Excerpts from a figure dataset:
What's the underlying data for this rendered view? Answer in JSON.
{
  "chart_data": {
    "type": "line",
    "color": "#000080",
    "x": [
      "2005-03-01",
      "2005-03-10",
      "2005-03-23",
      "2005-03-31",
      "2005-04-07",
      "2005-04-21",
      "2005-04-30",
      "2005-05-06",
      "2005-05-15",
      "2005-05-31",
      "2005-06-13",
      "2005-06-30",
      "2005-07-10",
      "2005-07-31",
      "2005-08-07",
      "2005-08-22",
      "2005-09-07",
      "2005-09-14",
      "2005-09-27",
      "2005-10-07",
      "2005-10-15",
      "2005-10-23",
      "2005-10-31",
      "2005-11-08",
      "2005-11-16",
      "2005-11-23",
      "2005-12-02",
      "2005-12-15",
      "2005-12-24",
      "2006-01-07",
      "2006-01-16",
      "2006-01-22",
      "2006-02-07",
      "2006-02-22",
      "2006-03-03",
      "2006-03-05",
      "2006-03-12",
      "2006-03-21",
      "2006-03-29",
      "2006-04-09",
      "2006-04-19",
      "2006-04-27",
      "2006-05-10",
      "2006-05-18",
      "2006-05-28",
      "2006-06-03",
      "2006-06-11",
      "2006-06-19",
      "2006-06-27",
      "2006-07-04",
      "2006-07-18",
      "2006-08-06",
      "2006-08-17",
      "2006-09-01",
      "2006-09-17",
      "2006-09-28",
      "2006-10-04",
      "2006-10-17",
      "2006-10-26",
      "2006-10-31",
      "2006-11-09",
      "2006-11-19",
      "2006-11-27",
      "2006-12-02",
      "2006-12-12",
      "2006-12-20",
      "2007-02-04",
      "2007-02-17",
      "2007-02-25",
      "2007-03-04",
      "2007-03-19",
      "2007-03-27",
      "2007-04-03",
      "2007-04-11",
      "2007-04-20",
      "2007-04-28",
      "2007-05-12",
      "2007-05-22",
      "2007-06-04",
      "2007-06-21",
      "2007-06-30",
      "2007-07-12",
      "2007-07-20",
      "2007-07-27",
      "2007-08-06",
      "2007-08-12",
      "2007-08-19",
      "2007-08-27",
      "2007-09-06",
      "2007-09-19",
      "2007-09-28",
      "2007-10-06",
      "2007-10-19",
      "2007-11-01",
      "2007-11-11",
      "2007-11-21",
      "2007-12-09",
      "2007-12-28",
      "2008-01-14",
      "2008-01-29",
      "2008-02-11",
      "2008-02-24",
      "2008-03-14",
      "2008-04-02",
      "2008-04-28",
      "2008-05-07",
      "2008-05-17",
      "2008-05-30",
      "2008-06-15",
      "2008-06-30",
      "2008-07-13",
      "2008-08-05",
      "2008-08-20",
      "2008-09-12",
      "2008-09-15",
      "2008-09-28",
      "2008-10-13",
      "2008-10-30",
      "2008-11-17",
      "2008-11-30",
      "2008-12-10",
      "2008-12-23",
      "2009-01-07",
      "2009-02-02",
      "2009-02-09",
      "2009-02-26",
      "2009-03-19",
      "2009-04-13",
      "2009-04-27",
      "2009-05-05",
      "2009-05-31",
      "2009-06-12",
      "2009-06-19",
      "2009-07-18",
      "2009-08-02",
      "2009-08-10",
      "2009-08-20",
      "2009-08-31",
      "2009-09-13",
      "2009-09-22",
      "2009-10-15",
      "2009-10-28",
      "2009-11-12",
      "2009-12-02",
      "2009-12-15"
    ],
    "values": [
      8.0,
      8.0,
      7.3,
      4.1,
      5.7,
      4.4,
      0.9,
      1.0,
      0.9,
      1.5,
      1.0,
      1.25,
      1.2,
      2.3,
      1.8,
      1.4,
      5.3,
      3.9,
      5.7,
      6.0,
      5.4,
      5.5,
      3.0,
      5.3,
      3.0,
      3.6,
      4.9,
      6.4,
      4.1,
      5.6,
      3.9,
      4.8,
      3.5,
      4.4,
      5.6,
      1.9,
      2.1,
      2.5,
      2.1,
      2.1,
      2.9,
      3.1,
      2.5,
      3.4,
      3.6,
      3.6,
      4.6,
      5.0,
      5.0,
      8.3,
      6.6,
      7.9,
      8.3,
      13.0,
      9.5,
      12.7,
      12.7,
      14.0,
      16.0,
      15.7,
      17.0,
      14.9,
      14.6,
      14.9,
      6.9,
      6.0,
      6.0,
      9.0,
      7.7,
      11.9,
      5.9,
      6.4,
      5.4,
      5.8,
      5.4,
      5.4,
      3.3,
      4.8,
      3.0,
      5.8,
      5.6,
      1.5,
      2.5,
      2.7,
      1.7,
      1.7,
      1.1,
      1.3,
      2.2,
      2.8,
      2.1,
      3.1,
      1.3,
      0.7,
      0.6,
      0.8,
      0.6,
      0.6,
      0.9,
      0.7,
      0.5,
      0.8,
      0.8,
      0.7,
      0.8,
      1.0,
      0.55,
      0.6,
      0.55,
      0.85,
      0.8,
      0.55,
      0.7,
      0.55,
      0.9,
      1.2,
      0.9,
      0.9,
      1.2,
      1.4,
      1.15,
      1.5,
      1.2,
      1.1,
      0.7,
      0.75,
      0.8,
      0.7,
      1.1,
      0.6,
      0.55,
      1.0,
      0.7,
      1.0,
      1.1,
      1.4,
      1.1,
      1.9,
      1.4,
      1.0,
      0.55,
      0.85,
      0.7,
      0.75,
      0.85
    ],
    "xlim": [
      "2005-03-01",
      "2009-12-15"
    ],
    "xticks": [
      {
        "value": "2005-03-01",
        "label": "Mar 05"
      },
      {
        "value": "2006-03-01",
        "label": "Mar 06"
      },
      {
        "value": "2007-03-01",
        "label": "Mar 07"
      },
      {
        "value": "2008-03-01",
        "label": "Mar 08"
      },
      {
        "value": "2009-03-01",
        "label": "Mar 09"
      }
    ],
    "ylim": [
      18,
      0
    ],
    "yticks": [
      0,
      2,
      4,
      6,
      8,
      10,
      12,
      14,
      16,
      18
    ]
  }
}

> **TASK INSTRUCTIONS**: Look over the material above and show each line where "label" appears.

> **ANSWER IN FULL**:
        "label": "Mar 05"
        "label": "Mar 06"
        "label": "Mar 07"
        "label": "Mar 08"
        "label": "Mar 09"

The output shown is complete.